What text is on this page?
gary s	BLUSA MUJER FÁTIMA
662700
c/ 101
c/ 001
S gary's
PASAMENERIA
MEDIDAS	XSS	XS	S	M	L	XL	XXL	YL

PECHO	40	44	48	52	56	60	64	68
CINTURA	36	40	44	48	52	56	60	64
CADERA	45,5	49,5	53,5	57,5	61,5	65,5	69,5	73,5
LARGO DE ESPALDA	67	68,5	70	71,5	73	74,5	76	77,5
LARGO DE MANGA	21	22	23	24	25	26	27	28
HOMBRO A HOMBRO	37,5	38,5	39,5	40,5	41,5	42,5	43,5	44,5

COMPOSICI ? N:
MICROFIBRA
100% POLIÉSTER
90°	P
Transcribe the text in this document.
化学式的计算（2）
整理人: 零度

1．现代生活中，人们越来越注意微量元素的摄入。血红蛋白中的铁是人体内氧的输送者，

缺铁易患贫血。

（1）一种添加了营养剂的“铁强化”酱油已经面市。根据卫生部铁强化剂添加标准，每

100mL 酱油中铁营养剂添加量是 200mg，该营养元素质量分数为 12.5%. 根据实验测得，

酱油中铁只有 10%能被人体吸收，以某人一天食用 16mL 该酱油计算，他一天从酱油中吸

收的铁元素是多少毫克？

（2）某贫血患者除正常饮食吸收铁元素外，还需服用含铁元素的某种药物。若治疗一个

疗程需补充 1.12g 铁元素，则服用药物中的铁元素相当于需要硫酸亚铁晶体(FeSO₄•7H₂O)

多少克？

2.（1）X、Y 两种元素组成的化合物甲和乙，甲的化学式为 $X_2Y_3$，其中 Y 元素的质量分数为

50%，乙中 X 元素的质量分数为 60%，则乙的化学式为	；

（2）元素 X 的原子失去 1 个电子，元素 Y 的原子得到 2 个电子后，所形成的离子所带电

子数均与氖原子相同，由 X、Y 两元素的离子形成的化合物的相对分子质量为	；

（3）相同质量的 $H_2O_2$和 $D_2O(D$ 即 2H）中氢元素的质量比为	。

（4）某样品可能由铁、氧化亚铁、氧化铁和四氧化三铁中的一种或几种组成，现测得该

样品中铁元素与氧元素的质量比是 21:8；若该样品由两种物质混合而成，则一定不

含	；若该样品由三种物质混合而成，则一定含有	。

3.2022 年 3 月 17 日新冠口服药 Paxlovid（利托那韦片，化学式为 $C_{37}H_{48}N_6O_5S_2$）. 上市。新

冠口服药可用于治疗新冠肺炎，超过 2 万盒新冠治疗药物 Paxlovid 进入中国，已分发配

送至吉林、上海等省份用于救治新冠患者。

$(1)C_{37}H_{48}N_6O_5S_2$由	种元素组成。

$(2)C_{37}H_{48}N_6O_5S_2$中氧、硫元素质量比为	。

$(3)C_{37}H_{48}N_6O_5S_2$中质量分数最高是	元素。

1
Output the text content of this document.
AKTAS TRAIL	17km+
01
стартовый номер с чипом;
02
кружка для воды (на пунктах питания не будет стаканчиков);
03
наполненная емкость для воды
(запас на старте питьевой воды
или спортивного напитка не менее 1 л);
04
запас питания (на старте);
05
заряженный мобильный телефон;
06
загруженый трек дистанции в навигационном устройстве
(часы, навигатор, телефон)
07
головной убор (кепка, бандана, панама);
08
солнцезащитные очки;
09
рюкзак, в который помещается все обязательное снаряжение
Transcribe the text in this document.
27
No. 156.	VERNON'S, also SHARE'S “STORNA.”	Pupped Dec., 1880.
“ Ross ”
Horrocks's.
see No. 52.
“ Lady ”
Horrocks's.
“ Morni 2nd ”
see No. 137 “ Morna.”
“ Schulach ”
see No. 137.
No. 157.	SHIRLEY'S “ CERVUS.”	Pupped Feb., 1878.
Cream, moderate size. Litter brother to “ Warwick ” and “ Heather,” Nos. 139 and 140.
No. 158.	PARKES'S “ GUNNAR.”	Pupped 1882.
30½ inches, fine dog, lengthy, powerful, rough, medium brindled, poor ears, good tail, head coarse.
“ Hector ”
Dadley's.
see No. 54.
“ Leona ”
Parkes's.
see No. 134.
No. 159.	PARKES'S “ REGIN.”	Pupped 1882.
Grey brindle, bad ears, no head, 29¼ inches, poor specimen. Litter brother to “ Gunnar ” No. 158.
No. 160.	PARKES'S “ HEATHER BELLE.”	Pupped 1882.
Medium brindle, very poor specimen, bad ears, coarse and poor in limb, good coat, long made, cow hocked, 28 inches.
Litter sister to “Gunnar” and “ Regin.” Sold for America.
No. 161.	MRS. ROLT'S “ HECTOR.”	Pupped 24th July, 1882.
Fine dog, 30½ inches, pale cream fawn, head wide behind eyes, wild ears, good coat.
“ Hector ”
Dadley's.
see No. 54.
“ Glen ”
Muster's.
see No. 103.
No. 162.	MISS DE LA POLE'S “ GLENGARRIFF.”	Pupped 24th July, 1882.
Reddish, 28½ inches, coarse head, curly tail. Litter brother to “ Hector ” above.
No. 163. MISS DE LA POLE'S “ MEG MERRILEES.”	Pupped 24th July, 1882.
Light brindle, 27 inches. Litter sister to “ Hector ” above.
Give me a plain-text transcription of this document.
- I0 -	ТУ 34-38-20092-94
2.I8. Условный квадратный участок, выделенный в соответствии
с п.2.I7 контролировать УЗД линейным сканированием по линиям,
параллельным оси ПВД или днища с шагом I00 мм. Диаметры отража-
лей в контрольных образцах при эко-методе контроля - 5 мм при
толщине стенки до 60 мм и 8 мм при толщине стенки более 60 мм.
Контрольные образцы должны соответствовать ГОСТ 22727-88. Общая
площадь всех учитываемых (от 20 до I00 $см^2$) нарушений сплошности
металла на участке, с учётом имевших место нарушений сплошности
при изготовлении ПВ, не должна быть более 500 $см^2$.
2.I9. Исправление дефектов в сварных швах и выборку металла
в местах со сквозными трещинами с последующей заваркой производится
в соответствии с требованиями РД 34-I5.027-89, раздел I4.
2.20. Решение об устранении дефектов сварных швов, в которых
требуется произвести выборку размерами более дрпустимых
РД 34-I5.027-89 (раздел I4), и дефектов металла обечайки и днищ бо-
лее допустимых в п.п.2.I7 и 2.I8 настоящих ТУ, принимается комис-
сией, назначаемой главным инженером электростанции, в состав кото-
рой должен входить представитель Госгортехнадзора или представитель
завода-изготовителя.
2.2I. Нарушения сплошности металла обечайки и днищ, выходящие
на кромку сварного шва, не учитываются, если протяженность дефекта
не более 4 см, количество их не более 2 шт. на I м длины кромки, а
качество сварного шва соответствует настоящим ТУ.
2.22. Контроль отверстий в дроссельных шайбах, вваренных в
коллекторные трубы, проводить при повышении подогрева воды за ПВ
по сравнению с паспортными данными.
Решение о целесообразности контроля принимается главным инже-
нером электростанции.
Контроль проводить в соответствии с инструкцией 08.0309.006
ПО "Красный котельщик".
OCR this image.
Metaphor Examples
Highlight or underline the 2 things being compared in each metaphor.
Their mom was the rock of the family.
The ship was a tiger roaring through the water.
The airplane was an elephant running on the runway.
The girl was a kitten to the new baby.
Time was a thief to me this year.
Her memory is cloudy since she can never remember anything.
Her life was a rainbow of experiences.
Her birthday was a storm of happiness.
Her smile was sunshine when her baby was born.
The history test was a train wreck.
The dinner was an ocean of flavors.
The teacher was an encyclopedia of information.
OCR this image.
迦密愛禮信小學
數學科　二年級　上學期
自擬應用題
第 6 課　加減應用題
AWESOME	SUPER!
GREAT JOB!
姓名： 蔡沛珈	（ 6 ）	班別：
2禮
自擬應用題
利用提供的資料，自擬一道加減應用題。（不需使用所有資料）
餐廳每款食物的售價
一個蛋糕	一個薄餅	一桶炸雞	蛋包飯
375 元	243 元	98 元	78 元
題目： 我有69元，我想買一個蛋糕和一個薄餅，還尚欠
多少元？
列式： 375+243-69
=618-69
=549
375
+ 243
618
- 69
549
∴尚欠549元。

==========

Where a line in the material above holds "poor", copy that line.

▶ _Task result_
30½ inches, fine dog, lengthy, powerful, rough, medium brindled, poor ears, good tail, head coarse.
Grey brindle, bad ears, no head, 29¼ inches, poor specimen. Litter brother to “ Gunnar ” No. 158.
Medium brindle, very poor specimen, bad ears, coarse and poor in limb, good coat, long made, cow hocked, 28 inches.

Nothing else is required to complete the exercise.